- DIRECTION: Can you convert the lines of the listing, starting with the line containing "maximize-window-icon[interactable] [48,4,60,17]" and going on through the line containing "menu-item[interactable]: Datenfeld [510,282,661,301]", into a JSON list of strings with one string per line and blank lines omitted?
***** TASK INPUTS *****
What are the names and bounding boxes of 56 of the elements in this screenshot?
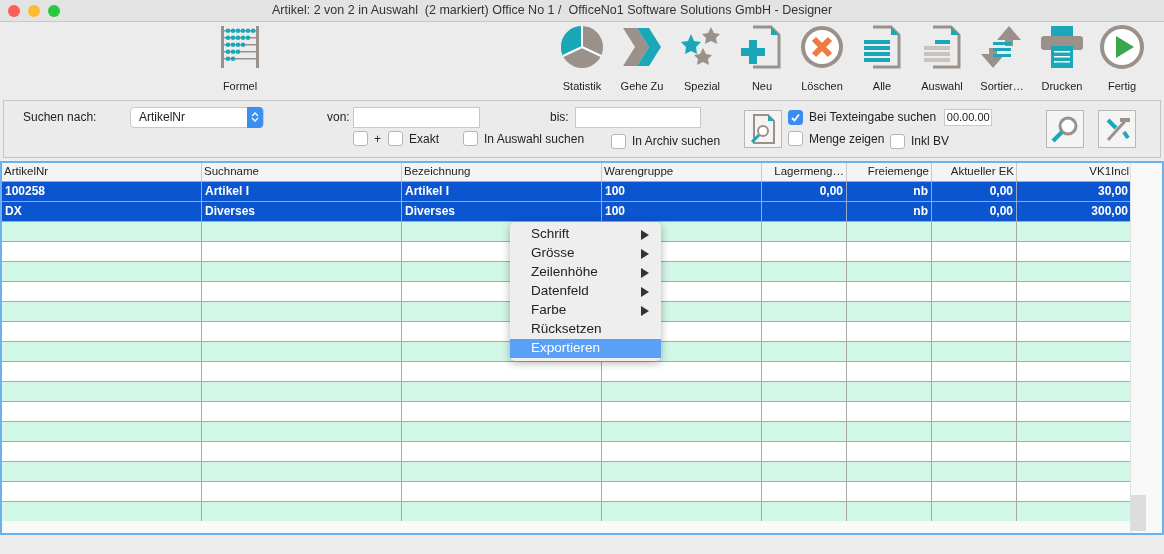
maximize-window-icon[interactable] [48,4,60,17]
search-document-button[interactable] [744,110,782,148]
checkbox[interactable] [890,133,905,149]
menu-item[interactable]: Schrift [510,225,661,244]
menu-item[interactable]: Datenfeld [510,282,661,301]
toolbar-button[interactable]: Spezial [672,24,732,95]
search-by-label: Suchen nach: [23,109,98,126]
toolbar-button[interactable]: Löschen [792,24,852,95]
checkbox-label: Exakt [409,130,439,148]
checkbox[interactable] [463,131,478,146]
menu-item[interactable]: Farbe [510,301,661,320]
date-field[interactable]: 00.00.00 [944,108,993,126]
toolbar-button[interactable]: Formel [210,24,270,95]
menu-item[interactable]: Zeilenhöhe [510,263,661,282]
checkbox-label: In Archiv suchen [632,133,721,150]
checkbox-label: In Auswahl suchen [484,130,585,148]
checkbox-label: Bei Texteingabe suchen [809,109,937,126]
to-field[interactable] [575,106,701,128]
checkbox-label: Inkl BV [911,133,949,150]
field-select[interactable]: ArtikelNr [130,106,264,128]
from-label: von: [327,109,351,126]
document-search-icon [748,113,778,145]
play-icon [1099,24,1145,70]
toolbar-button[interactable]: Statistik [552,24,612,95]
checkbox[interactable] [611,133,626,149]
checkbox[interactable] [788,109,803,125]
checkbox-label: Menge zeigen [809,130,885,148]
table-row[interactable]: DX Diverses Diverses 100 nb 0,00 300,00 [2,201,1130,221]
checkmark-icon [790,111,801,123]
to-label: bis: [550,109,570,126]
toolbar-button[interactable]: Sortier… [972,24,1032,95]
search-button[interactable] [1046,110,1084,148]
toolbar-button[interactable]: Alle [852,24,912,95]
toolbar-button[interactable]: Gehe Zu [612,24,672,95]
menu-item[interactable]: Rücksetzen [510,320,661,339]
pie-chart-icon [559,24,605,70]
toolbar-button[interactable]: Fertig [1092,24,1152,95]
toolbar-button[interactable]: Auswahl [912,24,972,95]
toolbar-button[interactable]: Neu [732,24,792,95]
checkbox[interactable] [388,131,403,146]
menu-item[interactable]: Grösse [510,244,661,263]
checkbox-label: + [374,130,381,148]
minimize-window-icon[interactable] [28,4,40,17]
delete-icon [799,24,845,70]
toolbar-button[interactable]: Drucken [1032,24,1092,95]
search-icon [1050,114,1080,144]
window-title: Artikel: 2 von 2 in Auswahl (2 markiert) Office No 1 / OfficeNo1 Software Solutions GmbH - Designer [272,2,833,20]
from-field[interactable] [353,106,480,128]
printer-icon [1039,24,1085,70]
stepper-icon [247,106,263,128]
checkbox[interactable] [788,131,803,146]
scrollbar[interactable] [1130,163,1146,533]
tools-button[interactable] [1098,110,1136,148]
close-window-icon[interactable] [8,4,20,17]
checkbox[interactable] [353,131,368,146]
table-row[interactable]: 100258 Artikel I Artikel I 100 0,00 nb 0,00 30,00 [2,181,1130,201]
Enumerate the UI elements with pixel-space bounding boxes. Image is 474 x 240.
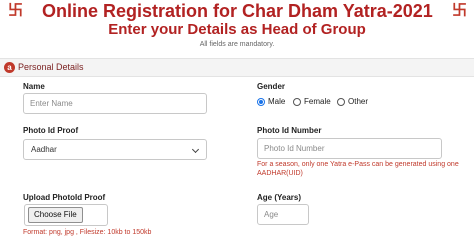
gender-option-male-label[interactable]: Male: [268, 97, 285, 107]
photo-id-number-input[interactable]: [257, 138, 442, 159]
gender-radio-other[interactable]: [337, 98, 345, 106]
page-title: Online Registration for Char Dham Yatra-…: [42, 1, 433, 21]
page-subtitle: Enter your Details as Head of Group: [108, 21, 366, 38]
name-label: Name: [23, 82, 45, 91]
name-input[interactable]: [23, 93, 207, 114]
age-label: Age (Years): [257, 193, 302, 202]
gender-label: Gender: [257, 82, 286, 91]
photo-id-file-input[interactable]: Choose File: [24, 204, 108, 226]
swastika-icon-left: 卐: [8, 1, 24, 19]
gender-option-female-label[interactable]: Female: [304, 97, 331, 107]
photo-id-proof-label: Photo Id Proof: [23, 126, 79, 135]
title-row: 卐 Online Registration for Char Dham Yatr…: [0, 1, 474, 23]
mandatory-note: All fields are mandatory.: [199, 41, 275, 48]
chevron-down-icon: [191, 145, 200, 154]
upload-photo-id-label: Upload PhotoId Proof: [23, 193, 106, 202]
file-format-note: Format: png, jpg , Filesize: 10kb to 150…: [23, 229, 152, 236]
epass-note-line-1: For a season, only one Yatra e-Pass can …: [257, 161, 459, 168]
photo-id-number-label: Photo Id Number: [257, 126, 322, 135]
gender-radio-female[interactable]: [293, 98, 301, 106]
choose-file-button[interactable]: Choose File: [28, 207, 83, 223]
gender-radio-male[interactable]: [257, 98, 265, 106]
age-input[interactable]: [257, 204, 309, 225]
epass-note-line-2: AADHAR(UID): [257, 170, 303, 177]
gender-option-other-label[interactable]: Other: [348, 97, 368, 107]
section-title: Personal Details: [18, 62, 84, 72]
section-header-personal-details: a Personal Details: [0, 58, 474, 77]
swastika-icon-right: 卐: [452, 1, 468, 19]
section-badge: a: [4, 62, 15, 73]
photo-id-proof-selected-value: Aadhar: [31, 145, 57, 154]
photo-id-proof-select[interactable]: Aadhar: [23, 139, 207, 160]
*****
- OUTPUT FOR THIS TASK:
[
  "maximize-window-icon[interactable] [48,4,60,17]",
  "search-document-button[interactable] [744,110,782,148]",
  "checkbox[interactable] [890,133,905,149]",
  "menu-item[interactable]: Schrift [510,225,661,244]",
  "menu-item[interactable]: Datenfeld [510,282,661,301]"
]